Reproduce every record below exactly as written, but leave out any pictures.
[Start of Listed entries]
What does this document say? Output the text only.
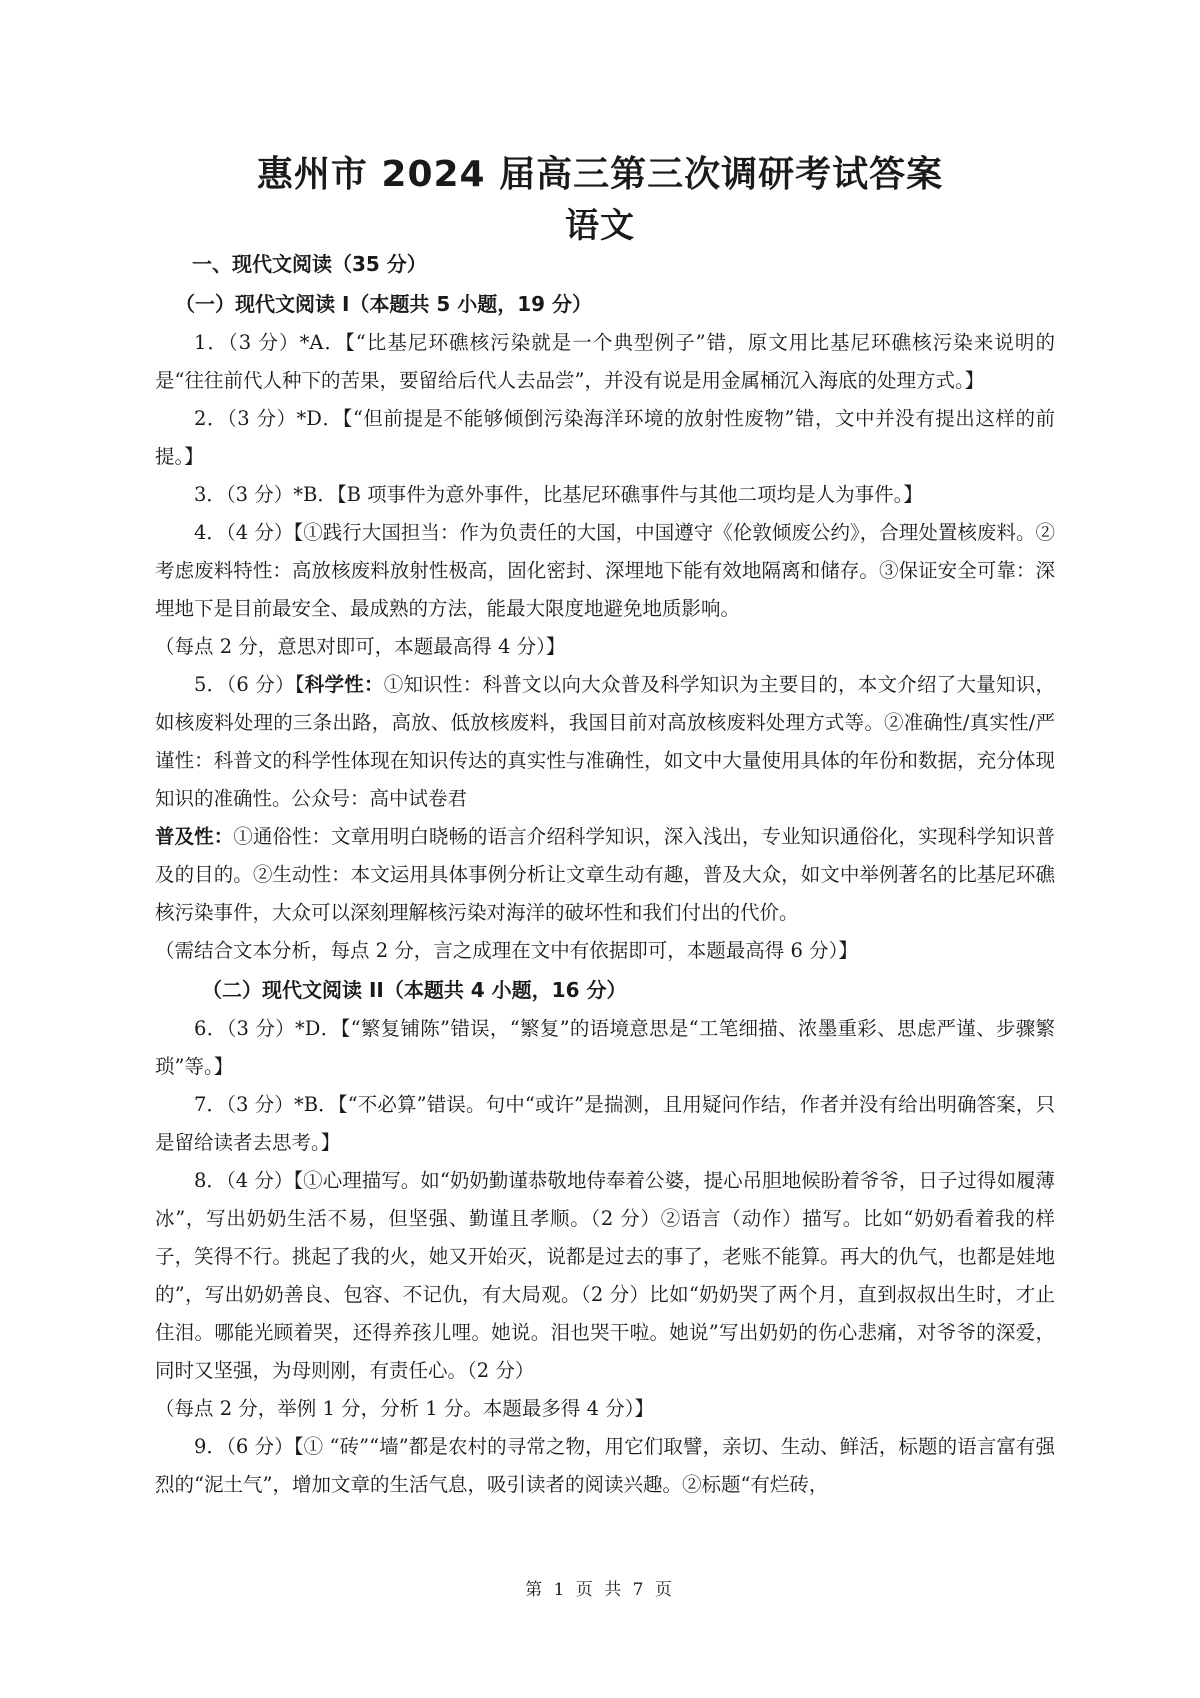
惠州市 2024 届高三第三次调研考试答案
语文

一、现代文阅读（35 分）

（一）现代文阅读 I（本题共 5 小题，19 分）

1．（3 分）*A．【“比基尼环礁核污染就是一个典型例子”错，原文用比基尼环礁核污染来说明的是“往往前代人种下的苦果，要留给后代人去品尝”，并没有说是用金属桶沉入海底的处理方式。】

2．（3 分）*D．【“但前提是不能够倾倒污染海洋环境的放射性废物”错，文中并没有提出这样的前提。】

3．（3 分）*B．【B 项事件为意外事件，比基尼环礁事件与其他二项均是人为事件。】

4．（4 分）【①践行大国担当：作为负责任的大国，中国遵守《伦敦倾废公约》，合理处置核废料。②考虑废料特性：高放核废料放射性极高，固化密封、深埋地下能有效地隔离和储存。③保证安全可靠：深埋地下是目前最安全、最成熟的方法，能最大限度地避免地质影响。

（每点 2 分，意思对即可，本题最高得 4 分）】

5．（6 分）【科学性：①知识性：科普文以向大众普及科学知识为主要目的，本文介绍了大量知识，如核废料处理的三条出路，高放、低放核废料，我国目前对高放核废料处理方式等。②准确性/真实性/严谨性：科普文的科学性体现在知识传达的真实性与准确性，如文中大量使用具体的年份和数据，充分体现知识的准确性。公众号：高中试卷君

普及性：①通俗性：文章用明白晓畅的语言介绍科学知识，深入浅出，专业知识通俗化，实现科学知识普及的目的。②生动性：本文运用具体事例分析让文章生动有趣，普及大众，如文中举例著名的比基尼环礁核污染事件，大众可以深刻理解核污染对海洋的破坏性和我们付出的代价。

（需结合文本分析，每点 2 分，言之成理在文中有依据即可，本题最高得 6 分）】

（二）现代文阅读 II（本题共 4 小题，16 分）

6．（3 分）*D．【“繁复铺陈”错误，“繁复”的语境意思是“工笔细描、浓墨重彩、思虑严谨、步骤繁琐”等。】

7．（3 分）*B．【“不必算”错误。句中“或许”是揣测，且用疑问作结，作者并没有给出明确答案，只是留给读者去思考。】

8．（4 分）【①心理描写。如“奶奶勤谨恭敬地侍奉着公婆，提心吊胆地候盼着爷爷，日子过得如履薄冰”，写出奶奶生活不易，但坚强、勤谨且孝顺。（2 分）②语言（动作）描写。比如“奶奶看着我的样子，笑得不行。挑起了我的火，她又开始灭，说都是过去的事了，老账不能算。再大的仇气，也都是娃地的”，写出奶奶善良、包容、不记仇，有大局观。（2 分）比如“奶奶哭了两个月，直到叔叔出生时，才止住泪。哪能光顾着哭，还得养孩儿哩。她说。泪也哭干啦。她说”写出奶奶的伤心悲痛，对爷爷的深爱，同时又坚强，为母则刚，有责任心。（2 分）

（每点 2 分，举例 1 分，分析 1 分。本题最多得 4 分）】

9．（6 分）【① “砖”“墙”都是农村的寻常之物，用它们取譬，亲切、生动、鲜活，标题的语言富有强烈的“泥土气”，增加文章的生活气息，吸引读者的阅读兴趣。②标题“有烂砖，

第 1 页 共 7 页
[End of Listed entries]
Response below
What does this document say? Output the text only.
惠州市 2024 届高三第三次调研考试答案
语文

一、现代文阅读（35 分）

（一）现代文阅读 I（本题共 5 小题，19 分）

1．（3 分）*A．【“比基尼环礁核污染就是一个典型例子”错，原文用比基尼环礁核污染来说明的是“往往前代人种下的苦果，要留给后代人去品尝”，并没有说是用金属桶沉入海底的处理方式。】

2．（3 分）*D．【“但前提是不能够倾倒污染海洋环境的放射性废物”错，文中并没有提出这样的前提。】

3．（3 分）*B．【B 项事件为意外事件，比基尼环礁事件与其他二项均是人为事件。】

4．（4 分）【①践行大国担当：作为负责任的大国，中国遵守《伦敦倾废公约》，合理处置核废料。②考虑废料特性：高放核废料放射性极高，固化密封、深埋地下能有效地隔离和储存。③保证安全可靠：深埋地下是目前最安全、最成熟的方法，能最大限度地避免地质影响。

（每点 2 分，意思对即可，本题最高得 4 分）】

5．（6 分）【科学性：①知识性：科普文以向大众普及科学知识为主要目的，本文介绍了大量知识，如核废料处理的三条出路，高放、低放核废料，我国目前对高放核废料处理方式等。②准确性/真实性/严谨性：科普文的科学性体现在知识传达的真实性与准确性，如文中大量使用具体的年份和数据，充分体现知识的准确性。公众号：高中试卷君

普及性：①通俗性：文章用明白晓畅的语言介绍科学知识，深入浅出，专业知识通俗化，实现科学知识普及的目的。②生动性：本文运用具体事例分析让文章生动有趣，普及大众，如文中举例著名的比基尼环礁核污染事件，大众可以深刻理解核污染对海洋的破坏性和我们付出的代价。

（需结合文本分析，每点 2 分，言之成理在文中有依据即可，本题最高得 6 分）】

（二）现代文阅读 II（本题共 4 小题，16 分）

6．（3 分）*D．【“繁复铺陈”错误，“繁复”的语境意思是“工笔细描、浓墨重彩、思虑严谨、步骤繁琐”等。】

7．（3 分）*B．【“不必算”错误。句中“或许”是揣测，且用疑问作结，作者并没有给出明确答案，只是留给读者去思考。】

8．（4 分）【①心理描写。如“奶奶勤谨恭敬地侍奉着公婆，提心吊胆地候盼着爷爷，日子过得如履薄冰”，写出奶奶生活不易，但坚强、勤谨且孝顺。（2 分）②语言（动作）描写。比如“奶奶看着我的样子，笑得不行。挑起了我的火，她又开始灭，说都是过去的事了，老账不能算。再大的仇气，也都是娃地的”，写出奶奶善良、包容、不记仇，有大局观。（2 分）比如“奶奶哭了两个月，直到叔叔出生时，才止住泪。哪能光顾着哭，还得养孩儿哩。她说。泪也哭干啦。她说”写出奶奶的伤心悲痛，对爷爷的深爱，同时又坚强，为母则刚，有责任心。（2 分）

（每点 2 分，举例 1 分，分析 1 分。本题最多得 4 分）】

9．（6 分）【① “砖”“墙”都是农村的寻常之物，用它们取譬，亲切、生动、鲜活，标题的语言富有强烈的“泥土气”，增加文章的生活气息，吸引读者的阅读兴趣。②标题“有烂砖，

第 1 页 共 7 页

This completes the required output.